**Task to carry out:**
Every entry below must be repeated exactly; skip the pictures.

(Stored data)

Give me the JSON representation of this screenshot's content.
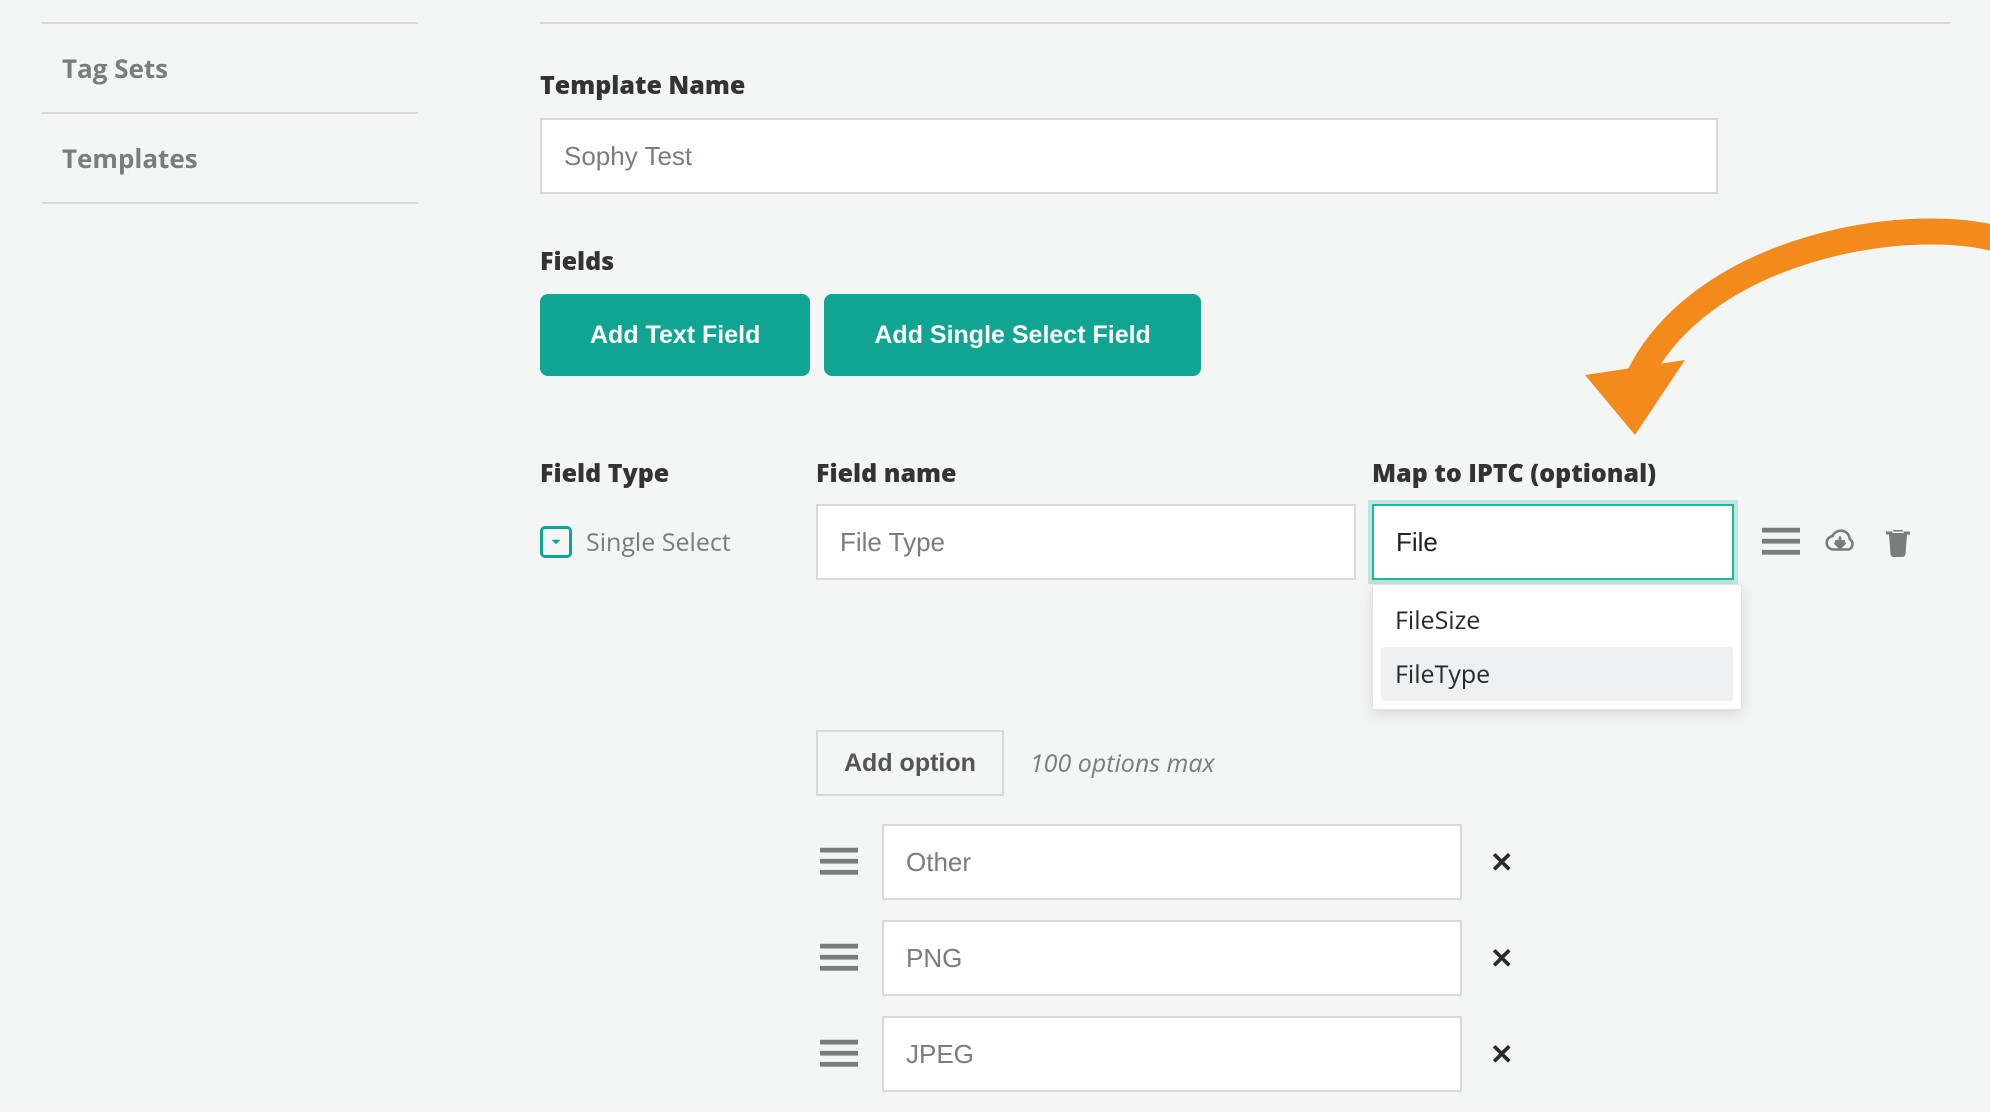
{
  "sidebar": {
    "items": [
      {
        "label": "Tag Sets"
      },
      {
        "label": "Templates"
      }
    ]
  },
  "templateName": {
    "label": "Template Name",
    "value": "Sophy Test"
  },
  "fields": {
    "label": "Fields",
    "addTextLabel": "Add Text Field",
    "addSelectLabel": "Add Single Select Field"
  },
  "columns": {
    "fieldType": "Field Type",
    "fieldName": "Field name",
    "mapIptc": "Map to IPTC (optional)"
  },
  "fieldRow": {
    "typeLabel": "Single Select",
    "nameValue": "File Type",
    "iptcValue": "File",
    "dropdown": [
      {
        "label": "FileSize",
        "hover": false
      },
      {
        "label": "FileType",
        "hover": true
      }
    ]
  },
  "addOption": {
    "buttonLabel": "Add option",
    "hint": "100 options max"
  },
  "options": [
    {
      "value": "Other"
    },
    {
      "value": "PNG"
    },
    {
      "value": "JPEG"
    }
  ],
  "colors": {
    "accent": "#0fa592",
    "arrow": "#f28a1c"
  }
}
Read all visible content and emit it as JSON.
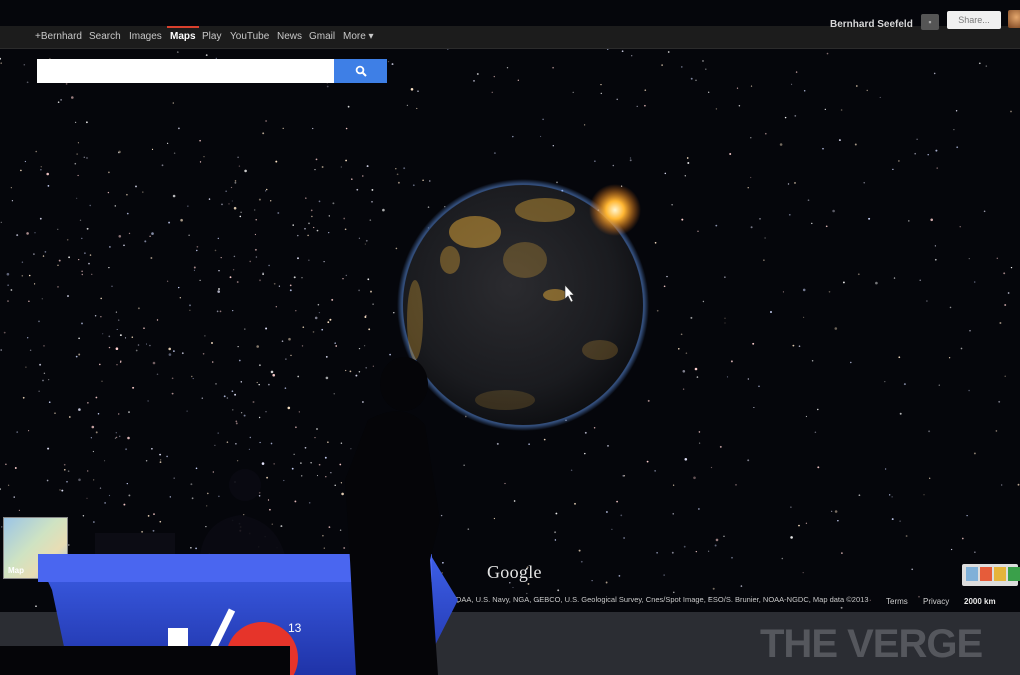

**Solution for this problem:**
Give me the JSON representation of this screenshot's content.
{
  "sidebar": {
    "items": [
      {
        "label": "Tag Sets"
      },
      {
        "label": "Templates"
      }
    ]
  },
  "templateName": {
    "label": "Template Name",
    "value": "Sophy Test"
  },
  "fields": {
    "label": "Fields",
    "addTextLabel": "Add Text Field",
    "addSelectLabel": "Add Single Select Field"
  },
  "columns": {
    "fieldType": "Field Type",
    "fieldName": "Field name",
    "mapIptc": "Map to IPTC (optional)"
  },
  "fieldRow": {
    "typeLabel": "Single Select",
    "nameValue": "File Type",
    "iptcValue": "File",
    "dropdown": [
      {
        "label": "FileSize",
        "hover": false
      },
      {
        "label": "FileType",
        "hover": true
      }
    ]
  },
  "addOption": {
    "buttonLabel": "Add option",
    "hint": "100 options max"
  },
  "options": [
    {
      "value": "Other"
    },
    {
      "value": "PNG"
    },
    {
      "value": "JPEG"
    }
  ],
  "colors": {
    "accent": "#0fa592",
    "arrow": "#f28a1c"
  }
}
Read all visible content and emit it as JSON.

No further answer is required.